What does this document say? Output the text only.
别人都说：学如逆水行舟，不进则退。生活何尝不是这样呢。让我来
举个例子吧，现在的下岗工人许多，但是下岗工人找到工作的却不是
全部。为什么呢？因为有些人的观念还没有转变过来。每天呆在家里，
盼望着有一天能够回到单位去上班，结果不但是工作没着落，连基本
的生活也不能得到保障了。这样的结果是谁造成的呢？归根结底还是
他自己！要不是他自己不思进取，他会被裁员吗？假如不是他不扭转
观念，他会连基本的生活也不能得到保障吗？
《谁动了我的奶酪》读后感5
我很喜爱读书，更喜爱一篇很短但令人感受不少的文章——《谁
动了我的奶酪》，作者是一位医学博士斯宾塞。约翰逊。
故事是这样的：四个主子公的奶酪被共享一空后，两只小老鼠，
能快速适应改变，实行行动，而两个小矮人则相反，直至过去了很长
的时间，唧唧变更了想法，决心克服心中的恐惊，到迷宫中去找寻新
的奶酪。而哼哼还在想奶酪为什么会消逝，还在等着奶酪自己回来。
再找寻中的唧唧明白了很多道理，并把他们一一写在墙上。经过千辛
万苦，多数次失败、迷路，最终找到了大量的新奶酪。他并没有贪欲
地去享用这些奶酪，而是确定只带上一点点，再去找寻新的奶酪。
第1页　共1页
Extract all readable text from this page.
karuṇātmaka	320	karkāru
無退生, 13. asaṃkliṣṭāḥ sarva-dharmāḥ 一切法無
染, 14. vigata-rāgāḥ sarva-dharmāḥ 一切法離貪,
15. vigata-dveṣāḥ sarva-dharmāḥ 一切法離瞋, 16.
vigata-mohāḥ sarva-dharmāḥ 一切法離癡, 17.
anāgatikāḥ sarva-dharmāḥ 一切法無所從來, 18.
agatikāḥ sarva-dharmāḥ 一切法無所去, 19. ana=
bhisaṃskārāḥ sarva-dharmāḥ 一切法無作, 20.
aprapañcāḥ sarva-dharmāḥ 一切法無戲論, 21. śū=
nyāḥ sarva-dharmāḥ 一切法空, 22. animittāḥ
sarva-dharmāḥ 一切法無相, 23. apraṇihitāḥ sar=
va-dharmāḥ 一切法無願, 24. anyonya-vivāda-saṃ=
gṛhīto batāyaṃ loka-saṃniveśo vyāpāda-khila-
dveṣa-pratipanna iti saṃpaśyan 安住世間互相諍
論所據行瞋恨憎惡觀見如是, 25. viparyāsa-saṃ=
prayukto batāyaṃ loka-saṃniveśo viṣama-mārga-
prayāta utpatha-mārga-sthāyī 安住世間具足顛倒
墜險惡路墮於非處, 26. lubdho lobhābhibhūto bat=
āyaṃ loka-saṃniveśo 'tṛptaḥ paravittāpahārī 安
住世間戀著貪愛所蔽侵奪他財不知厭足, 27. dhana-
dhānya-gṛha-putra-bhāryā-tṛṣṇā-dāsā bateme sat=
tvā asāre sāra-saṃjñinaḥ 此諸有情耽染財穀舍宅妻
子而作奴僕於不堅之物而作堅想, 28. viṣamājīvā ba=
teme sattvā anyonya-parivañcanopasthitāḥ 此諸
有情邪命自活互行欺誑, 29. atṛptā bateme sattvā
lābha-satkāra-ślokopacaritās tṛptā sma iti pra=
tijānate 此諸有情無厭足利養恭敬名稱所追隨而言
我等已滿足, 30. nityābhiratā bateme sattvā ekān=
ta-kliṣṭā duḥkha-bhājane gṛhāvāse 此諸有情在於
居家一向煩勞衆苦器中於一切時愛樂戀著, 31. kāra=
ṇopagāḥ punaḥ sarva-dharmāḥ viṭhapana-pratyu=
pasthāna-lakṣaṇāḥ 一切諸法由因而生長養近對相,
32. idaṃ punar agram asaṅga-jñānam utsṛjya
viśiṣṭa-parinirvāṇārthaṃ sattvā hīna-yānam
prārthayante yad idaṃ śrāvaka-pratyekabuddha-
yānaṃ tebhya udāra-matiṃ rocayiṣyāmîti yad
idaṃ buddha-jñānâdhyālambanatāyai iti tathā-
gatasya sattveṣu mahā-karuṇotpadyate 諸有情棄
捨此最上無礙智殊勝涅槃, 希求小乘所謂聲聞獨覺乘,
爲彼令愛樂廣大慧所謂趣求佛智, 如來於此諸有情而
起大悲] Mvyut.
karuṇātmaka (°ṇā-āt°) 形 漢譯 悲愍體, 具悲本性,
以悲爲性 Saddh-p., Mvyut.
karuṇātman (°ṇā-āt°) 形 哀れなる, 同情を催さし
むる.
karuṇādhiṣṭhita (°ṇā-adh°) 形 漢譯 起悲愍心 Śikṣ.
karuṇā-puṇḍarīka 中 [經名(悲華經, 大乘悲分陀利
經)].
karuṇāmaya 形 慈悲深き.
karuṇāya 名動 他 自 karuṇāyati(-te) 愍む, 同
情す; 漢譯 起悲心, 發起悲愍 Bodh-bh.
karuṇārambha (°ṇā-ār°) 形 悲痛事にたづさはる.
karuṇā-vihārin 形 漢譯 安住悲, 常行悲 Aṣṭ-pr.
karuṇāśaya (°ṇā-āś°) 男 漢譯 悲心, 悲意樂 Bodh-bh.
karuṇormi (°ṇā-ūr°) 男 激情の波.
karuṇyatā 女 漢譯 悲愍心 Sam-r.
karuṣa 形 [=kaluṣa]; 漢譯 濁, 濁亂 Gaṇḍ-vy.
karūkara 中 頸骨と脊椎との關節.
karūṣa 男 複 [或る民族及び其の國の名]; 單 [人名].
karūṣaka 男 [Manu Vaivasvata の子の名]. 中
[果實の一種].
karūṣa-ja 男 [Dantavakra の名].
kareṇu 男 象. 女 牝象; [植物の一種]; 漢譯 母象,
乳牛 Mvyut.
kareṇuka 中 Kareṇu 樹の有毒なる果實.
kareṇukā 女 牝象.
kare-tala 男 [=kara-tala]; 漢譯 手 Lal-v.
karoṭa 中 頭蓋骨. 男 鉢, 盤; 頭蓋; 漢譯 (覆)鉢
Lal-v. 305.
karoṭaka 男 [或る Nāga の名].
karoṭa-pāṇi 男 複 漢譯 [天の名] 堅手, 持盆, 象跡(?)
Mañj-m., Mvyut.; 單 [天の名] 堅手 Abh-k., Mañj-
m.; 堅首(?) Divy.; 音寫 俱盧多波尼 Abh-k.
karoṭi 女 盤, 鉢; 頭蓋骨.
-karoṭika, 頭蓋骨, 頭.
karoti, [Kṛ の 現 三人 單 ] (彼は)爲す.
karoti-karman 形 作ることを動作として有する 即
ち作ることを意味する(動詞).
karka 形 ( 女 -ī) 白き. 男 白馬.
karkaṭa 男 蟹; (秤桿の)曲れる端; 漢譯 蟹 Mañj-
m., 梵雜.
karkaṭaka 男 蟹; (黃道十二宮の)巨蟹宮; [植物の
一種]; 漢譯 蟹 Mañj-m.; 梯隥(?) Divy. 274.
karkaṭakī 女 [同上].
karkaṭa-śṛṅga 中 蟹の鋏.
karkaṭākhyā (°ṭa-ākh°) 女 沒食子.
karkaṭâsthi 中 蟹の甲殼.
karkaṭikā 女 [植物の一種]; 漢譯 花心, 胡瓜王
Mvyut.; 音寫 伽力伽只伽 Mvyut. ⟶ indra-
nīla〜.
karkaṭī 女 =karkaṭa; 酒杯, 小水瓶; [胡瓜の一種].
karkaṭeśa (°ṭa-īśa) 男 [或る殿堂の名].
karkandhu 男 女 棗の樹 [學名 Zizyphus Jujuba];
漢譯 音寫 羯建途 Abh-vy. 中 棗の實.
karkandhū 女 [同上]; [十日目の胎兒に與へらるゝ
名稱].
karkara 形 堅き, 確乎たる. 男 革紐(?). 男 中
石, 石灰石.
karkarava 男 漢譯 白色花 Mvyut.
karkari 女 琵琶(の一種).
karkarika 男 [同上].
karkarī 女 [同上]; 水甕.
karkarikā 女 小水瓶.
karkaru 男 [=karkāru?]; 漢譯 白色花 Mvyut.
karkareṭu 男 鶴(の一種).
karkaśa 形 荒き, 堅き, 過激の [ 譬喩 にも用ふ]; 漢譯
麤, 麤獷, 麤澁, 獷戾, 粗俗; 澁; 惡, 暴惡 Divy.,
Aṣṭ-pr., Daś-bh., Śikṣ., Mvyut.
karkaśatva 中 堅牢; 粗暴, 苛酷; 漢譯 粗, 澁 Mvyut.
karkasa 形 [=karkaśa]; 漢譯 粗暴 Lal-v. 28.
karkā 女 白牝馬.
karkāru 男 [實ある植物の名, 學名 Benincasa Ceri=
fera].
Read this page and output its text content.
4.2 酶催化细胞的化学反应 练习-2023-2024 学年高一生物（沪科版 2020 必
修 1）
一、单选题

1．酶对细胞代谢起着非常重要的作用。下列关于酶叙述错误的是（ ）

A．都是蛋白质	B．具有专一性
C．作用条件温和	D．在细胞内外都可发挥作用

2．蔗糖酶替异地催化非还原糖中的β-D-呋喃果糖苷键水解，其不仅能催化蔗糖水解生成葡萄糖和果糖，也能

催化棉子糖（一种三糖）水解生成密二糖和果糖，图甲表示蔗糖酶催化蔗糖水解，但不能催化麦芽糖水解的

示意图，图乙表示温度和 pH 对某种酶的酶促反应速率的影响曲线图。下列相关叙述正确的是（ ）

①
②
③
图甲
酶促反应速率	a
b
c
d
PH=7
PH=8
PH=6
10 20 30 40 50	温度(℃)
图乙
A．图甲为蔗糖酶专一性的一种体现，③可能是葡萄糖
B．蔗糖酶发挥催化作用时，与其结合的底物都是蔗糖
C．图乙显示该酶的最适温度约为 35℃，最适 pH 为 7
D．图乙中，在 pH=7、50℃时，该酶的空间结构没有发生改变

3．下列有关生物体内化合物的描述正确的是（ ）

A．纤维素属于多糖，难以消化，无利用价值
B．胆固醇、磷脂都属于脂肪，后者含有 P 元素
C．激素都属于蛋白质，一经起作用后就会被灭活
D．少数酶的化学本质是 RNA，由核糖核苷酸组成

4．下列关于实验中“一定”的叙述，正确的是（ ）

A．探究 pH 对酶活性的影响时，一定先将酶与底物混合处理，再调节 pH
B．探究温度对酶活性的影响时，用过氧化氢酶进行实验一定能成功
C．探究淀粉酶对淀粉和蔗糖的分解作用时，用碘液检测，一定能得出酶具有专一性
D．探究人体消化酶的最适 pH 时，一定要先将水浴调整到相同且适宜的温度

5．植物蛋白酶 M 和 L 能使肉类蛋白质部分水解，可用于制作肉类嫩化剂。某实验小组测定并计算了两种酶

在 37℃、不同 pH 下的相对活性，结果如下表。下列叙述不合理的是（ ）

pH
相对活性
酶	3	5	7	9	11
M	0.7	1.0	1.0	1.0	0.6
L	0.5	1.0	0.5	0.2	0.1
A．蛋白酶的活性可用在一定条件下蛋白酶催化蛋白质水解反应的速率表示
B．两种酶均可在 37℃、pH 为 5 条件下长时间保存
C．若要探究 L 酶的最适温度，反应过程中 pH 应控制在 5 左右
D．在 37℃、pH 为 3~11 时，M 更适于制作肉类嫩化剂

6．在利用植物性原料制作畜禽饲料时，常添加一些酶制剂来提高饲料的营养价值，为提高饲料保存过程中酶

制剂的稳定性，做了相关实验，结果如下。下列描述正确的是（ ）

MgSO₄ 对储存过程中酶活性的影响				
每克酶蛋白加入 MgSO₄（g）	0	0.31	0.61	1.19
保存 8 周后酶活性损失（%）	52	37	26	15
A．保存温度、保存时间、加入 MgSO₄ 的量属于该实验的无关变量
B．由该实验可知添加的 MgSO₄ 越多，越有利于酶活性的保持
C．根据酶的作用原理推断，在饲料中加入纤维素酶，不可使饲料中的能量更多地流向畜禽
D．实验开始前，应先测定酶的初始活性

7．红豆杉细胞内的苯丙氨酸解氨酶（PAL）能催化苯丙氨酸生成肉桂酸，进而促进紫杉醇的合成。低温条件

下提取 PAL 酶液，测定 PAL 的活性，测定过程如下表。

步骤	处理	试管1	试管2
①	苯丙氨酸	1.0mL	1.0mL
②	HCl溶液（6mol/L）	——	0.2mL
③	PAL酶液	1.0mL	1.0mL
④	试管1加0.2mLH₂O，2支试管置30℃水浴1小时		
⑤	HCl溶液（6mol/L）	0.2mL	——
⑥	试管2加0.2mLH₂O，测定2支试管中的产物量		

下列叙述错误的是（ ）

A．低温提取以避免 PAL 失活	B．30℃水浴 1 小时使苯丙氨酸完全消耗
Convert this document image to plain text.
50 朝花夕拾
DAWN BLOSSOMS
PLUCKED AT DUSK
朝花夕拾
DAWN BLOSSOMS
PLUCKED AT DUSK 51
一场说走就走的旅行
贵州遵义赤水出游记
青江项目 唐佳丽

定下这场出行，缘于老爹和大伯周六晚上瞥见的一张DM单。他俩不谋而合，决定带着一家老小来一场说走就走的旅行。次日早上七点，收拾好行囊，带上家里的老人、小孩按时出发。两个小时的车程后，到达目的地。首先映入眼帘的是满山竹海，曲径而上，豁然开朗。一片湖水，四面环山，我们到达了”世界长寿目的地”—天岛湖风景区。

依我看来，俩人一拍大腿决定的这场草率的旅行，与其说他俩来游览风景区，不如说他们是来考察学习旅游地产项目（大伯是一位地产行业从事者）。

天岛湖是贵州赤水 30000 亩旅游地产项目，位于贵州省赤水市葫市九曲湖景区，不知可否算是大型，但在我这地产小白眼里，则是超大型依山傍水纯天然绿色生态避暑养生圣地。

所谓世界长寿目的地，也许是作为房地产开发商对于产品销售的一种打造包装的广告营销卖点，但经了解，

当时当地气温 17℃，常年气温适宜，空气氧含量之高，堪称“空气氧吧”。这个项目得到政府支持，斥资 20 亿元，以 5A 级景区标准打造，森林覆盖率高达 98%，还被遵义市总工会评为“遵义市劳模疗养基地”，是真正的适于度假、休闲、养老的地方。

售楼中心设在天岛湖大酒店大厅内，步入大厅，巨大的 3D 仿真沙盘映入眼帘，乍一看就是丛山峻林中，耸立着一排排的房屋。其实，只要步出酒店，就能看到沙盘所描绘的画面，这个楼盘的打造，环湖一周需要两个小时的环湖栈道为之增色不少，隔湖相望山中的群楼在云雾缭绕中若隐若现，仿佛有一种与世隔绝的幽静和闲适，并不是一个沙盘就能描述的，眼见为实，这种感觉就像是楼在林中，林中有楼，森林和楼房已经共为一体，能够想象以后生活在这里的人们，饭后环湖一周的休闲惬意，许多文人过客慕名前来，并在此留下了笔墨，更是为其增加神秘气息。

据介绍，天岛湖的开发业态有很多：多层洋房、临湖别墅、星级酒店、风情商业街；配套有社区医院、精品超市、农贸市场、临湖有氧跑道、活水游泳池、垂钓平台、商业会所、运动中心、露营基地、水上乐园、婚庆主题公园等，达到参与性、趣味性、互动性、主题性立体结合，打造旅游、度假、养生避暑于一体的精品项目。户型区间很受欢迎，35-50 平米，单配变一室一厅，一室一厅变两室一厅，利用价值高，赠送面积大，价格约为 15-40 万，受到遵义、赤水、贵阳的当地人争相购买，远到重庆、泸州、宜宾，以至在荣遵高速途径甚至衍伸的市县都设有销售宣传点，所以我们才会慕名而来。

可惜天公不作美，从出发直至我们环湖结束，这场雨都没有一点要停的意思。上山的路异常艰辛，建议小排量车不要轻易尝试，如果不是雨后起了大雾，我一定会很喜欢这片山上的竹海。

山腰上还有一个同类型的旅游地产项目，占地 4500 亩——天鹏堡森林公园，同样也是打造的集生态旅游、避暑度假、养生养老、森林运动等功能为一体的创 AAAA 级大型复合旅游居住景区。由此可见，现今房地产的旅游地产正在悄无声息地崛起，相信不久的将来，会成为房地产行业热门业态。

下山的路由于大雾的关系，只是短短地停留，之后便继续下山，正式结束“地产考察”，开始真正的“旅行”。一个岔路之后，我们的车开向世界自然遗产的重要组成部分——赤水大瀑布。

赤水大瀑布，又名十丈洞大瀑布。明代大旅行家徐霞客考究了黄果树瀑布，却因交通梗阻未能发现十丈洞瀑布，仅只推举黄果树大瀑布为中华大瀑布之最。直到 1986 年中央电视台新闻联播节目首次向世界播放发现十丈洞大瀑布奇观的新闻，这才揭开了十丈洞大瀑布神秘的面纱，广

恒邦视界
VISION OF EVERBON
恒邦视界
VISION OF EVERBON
______
**DIRECTIONS FOR THIS TASK**
Copy each line of the records above that carries the word "sattvā".

**WRITTEN REPLY**
teme sattvā anyonya-parivañcanopasthitāḥ 此諸
有情邪命自活互行欺誑, 29. atṛptā bateme sattvā
我等已滿足, 30. nityābhiratā bateme sattvā ekān=
viśiṣṭa-parinirvāṇārthaṃ sattvā hīna-yānam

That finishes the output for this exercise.